_Aufgabenbeschreibung_: Aus welcher Anlage kommt laut Seitentext der deutsche Atommüll, und wohin bringt ihn der Transport?

_Seitentext_:
++++++++++
Ein Sprecher der Bundespolizei im Saarland wollte sich nicht näher zu den Informationen über den Zwischenstopp äußern. Die Sicherheitskräfte seien aber auf das Kommen des Zuges vorbereitet, sagte er. Andere mögliche Routen führen über Kehl in Baden-Württemberg oder die Gemeinde Berg in Rheinland-Pfalz. Offizielle Angaben gibt es aus Sicherheitsgründen nicht.

Der Transport bringt deutschen Atommüll aus der französischen Wiederaufarbeitungsanlage La Hague in das Zwischenlager Gorleben im Nordosten Niedersachsens. Bereits am Mittwoch hatte es in Frankreich erhebliche Proteste gegen den Castortransport gegeben. Auch in Deutschland wollen Umweltschützer wieder protestieren.

Bischof wirft Politik unehrlichen Atomkurs vor

Derweil wirft Hannovers Landesbischof Ralf Meister der Politik einen unehrlichen Kurs in der Endlagerfrage vor. Die Bevölkerung im niedersächsischen Wendland habe dadurch grundsätzlich das Vertrauen in die Glaubwürdigkeit der Politik verloren, sagte Meister am Donnerstag vor dem Kirchenparlament in Hannover. "Man könnte von einer gesellschaftlichen Vergiftung sprechen, die aus diesem Misstrauen entstanden ist.“

Meister fragte: "Wie, so muss kritisch gefragt werden, können innerhalb einer jahrzehntelangen Suche grundlegende Erkenntnisse verschwiegen, Ausgangsbedingungen permanent verändert und rechtliche Rahmenbedingungen nicht angepasst werden?“ Daraus sei ein tiefes Misstrauen entstanden.
++++++++++
_Gegebene Daten_:
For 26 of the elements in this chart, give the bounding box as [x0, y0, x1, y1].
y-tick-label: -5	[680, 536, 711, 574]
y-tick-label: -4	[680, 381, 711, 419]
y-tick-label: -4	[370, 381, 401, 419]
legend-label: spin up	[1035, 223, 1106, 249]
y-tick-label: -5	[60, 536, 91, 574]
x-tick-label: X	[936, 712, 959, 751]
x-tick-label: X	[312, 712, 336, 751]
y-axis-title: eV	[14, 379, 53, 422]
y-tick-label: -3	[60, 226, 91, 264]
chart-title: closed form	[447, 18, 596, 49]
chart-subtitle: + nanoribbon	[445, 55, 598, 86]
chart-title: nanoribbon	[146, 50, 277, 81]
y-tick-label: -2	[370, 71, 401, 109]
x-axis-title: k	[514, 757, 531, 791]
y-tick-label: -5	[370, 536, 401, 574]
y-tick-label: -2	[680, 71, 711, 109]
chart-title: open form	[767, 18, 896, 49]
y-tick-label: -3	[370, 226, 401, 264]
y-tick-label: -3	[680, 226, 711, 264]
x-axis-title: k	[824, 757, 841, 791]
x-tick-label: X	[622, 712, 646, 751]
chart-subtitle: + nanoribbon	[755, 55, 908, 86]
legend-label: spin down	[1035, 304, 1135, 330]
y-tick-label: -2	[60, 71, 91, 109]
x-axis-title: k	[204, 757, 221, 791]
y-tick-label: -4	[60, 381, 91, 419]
++++++++++
_Ergebnis_: Er kommt aus der französischen Wiederaufarbeitungsanlage La Hague und wird in das Zwischenlager Gorleben im Nordosten Niedersachsens gebracht.